>> start DATASET RECORDS

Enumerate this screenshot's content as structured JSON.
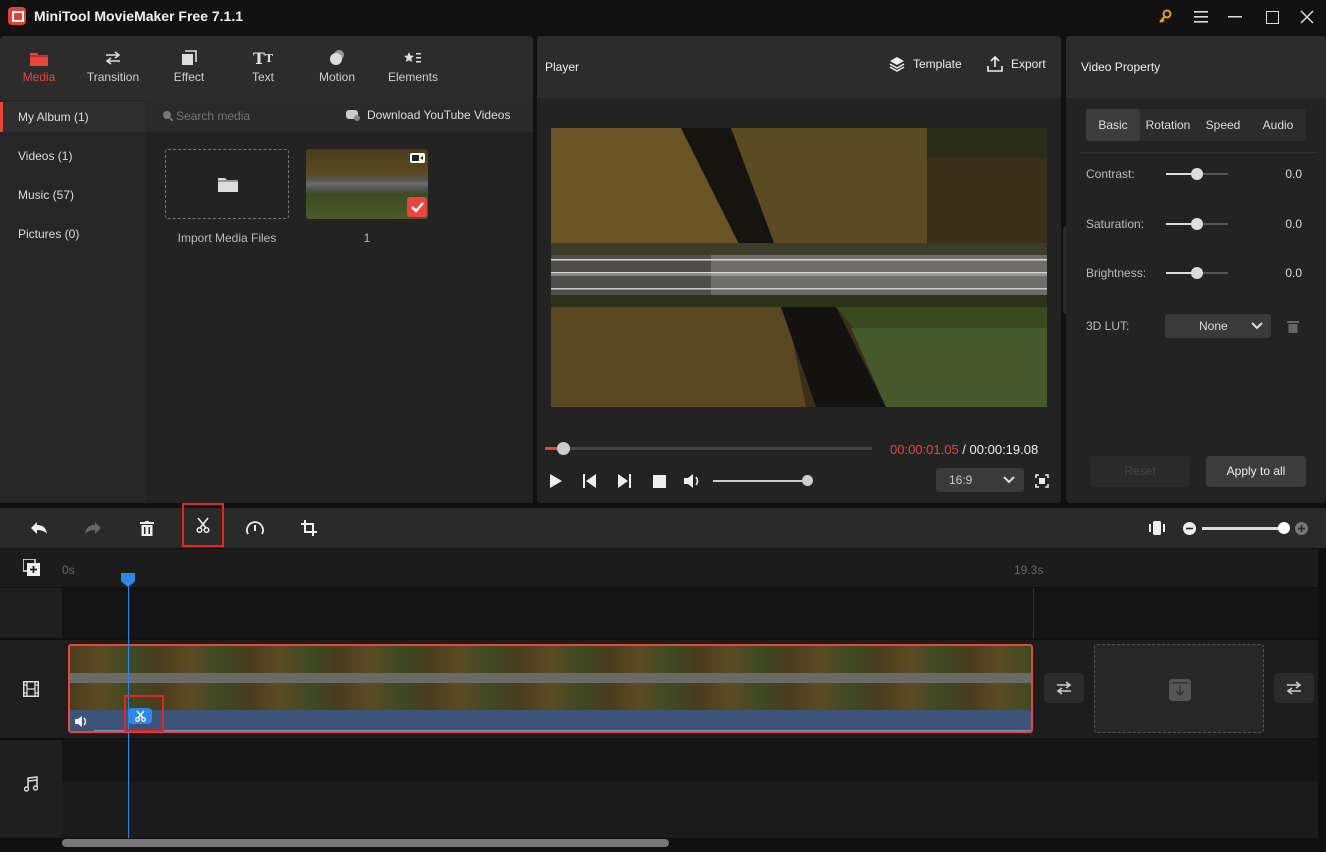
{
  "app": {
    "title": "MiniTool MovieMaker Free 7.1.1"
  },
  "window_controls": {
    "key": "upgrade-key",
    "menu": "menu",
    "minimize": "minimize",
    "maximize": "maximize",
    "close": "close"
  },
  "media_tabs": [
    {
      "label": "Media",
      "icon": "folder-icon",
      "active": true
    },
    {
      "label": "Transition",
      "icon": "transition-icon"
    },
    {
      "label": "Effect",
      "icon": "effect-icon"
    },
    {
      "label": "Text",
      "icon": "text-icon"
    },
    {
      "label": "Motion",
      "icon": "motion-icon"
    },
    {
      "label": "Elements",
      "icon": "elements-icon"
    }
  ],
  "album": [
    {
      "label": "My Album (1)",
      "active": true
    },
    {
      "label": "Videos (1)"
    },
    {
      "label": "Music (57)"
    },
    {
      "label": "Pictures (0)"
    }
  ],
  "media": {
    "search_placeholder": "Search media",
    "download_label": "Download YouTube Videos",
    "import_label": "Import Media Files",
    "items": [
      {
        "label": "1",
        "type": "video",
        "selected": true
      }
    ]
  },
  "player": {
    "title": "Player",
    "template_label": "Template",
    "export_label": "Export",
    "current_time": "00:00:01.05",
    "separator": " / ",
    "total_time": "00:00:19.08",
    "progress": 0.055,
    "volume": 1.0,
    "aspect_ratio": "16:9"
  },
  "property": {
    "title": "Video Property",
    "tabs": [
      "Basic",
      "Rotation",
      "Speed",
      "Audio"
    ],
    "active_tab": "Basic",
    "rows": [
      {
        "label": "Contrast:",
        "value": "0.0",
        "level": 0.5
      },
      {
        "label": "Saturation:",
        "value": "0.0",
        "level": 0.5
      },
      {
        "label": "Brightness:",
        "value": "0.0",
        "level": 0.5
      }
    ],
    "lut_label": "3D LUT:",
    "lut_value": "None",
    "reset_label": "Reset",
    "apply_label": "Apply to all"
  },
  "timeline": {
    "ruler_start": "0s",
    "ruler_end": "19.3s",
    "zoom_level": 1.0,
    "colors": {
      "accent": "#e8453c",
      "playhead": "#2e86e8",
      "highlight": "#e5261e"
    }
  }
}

>> end DATASET RECORDS

__DESCRIPTION OF THE TASK__. Copy all lines of the material above where the string "icon" occurs.

__RESPONSE TO THE TASK__.
      "icon": "folder-icon",
      "icon": "transition-icon"
      "icon": "effect-icon"
      "icon": "text-icon"
      "icon": "motion-icon"
      "icon": "elements-icon"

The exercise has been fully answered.